Which lines below hold the word "distintos"? Copy all of them.

§ EXERCISE MATERIAL:
= = = = = = =

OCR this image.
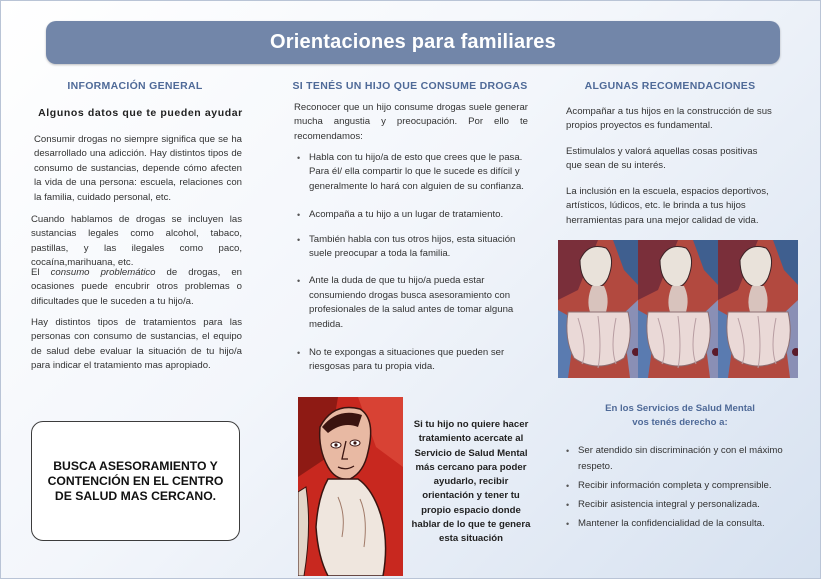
Orientaciones para familiares
INFORMACIÓN GENERAL
Algunos datos que te pueden ayudar
Consumir drogas no siempre significa que se ha desarrollado una adicción. Hay distintos tipos de consumo de sustancias, depende cómo afecten la vida de una persona: escuela, relaciones con la familia, cuidado personal, etc.
Cuando hablamos de drogas se incluyen las sustancias legales como alcohol, tabaco, pastillas, y las ilegales como paco, cocaína,marihuana, etc.
El consumo problemático de drogas, en ocasiones puede encubrir otros problemas o dificultades que le suceden a tu hijo/a.
Hay distintos tipos de tratamientos para las personas con consumo de sustancias, el equipo de salud debe evaluar la situación de tu hijo/a para indicar el tratamiento mas apropiado.
BUSCA ASESORAMIENTO Y CONTENCIÓN EN EL CENTRO DE SALUD MAS CERCANO.
SI TENÉS UN HIJO QUE CONSUME DROGAS
Reconocer que un hijo consume drogas suele generar mucha angustia y preocupación. Por ello te recomendamos:
• Habla con tu hijo/a de esto que crees que le pasa. Para él/ ella compartir lo que le sucede es difícil y generalmente lo hará con alguien de su confianza.
• Acompaña a tu hijo a un lugar de tratamiento.
• También habla con tus otros hijos, esta situación suele preocupar a toda la familia.
• Ante la duda de que tu hijo/a pueda estar consumiendo drogas busca asesoramiento con profesionales de la salud antes de tomar alguna medida.
• No te expongas a situaciones que pueden ser riesgosas para tu propia vida.
Si tu hijo no quiere hacer tratamiento acercate al Servicio de Salud Mental más cercano para poder ayudarlo, recibir orientación y tener tu propio espacio donde hablar de lo que te genera esta situación
ALGUNAS RECOMENDACIONES
Acompañar a tus hijos en la construcción de sus propios proyectos es fundamental.
Estimulalos y valorá aquellas cosas positivas que sean de su interés.
La inclusión en la escuela, espacios deportivos, artísticos, lúdicos, etc. le brinda a tus hijos herramientas para una mejor calidad de vida.
En los Servicios de Salud Mental vos tenés derecho a:
• Ser atendido sin discriminación y con el máximo respeto.
• Recibir información completa y comprensible.
• Recibir asistencia integral y personalizada.
• Mantener la confidencialidad de la consulta.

= = = = = = =

§ SOLUTION:
Consumir drogas no siempre significa que se ha desarrollado una adicción. Hay distintos tipos de consumo de sustancias, depende cómo afecten la vida de una persona: escuela, relaciones con la familia, cuidado personal, etc.
Hay distintos tipos de tratamientos para las personas con consumo de sustancias, el equipo de salud debe evaluar la situación de tu hijo/a para indicar el tratamiento mas apropiado.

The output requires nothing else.